*Exercise instructions*:
Return every line below in which "each" appears.

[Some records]
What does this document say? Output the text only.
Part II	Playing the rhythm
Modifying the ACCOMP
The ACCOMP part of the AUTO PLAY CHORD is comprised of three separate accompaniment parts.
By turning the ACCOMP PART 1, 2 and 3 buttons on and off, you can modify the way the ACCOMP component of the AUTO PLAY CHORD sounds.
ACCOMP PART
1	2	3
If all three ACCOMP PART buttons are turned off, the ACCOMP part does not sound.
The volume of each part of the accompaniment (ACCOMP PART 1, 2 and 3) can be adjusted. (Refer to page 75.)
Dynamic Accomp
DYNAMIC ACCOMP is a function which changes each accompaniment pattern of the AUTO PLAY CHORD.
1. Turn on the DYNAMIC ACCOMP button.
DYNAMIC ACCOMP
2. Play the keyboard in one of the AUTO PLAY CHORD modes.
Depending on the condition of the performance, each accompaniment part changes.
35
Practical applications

*Full solution*:
The volume of each part of the accompaniment (ACCOMP PART 1, 2 and 3) can be adjusted. (Refer to page 75.)
DYNAMIC ACCOMP is a function which changes each accompaniment pattern of the AUTO PLAY CHORD.
Depending on the condition of the performance, each accompaniment part changes.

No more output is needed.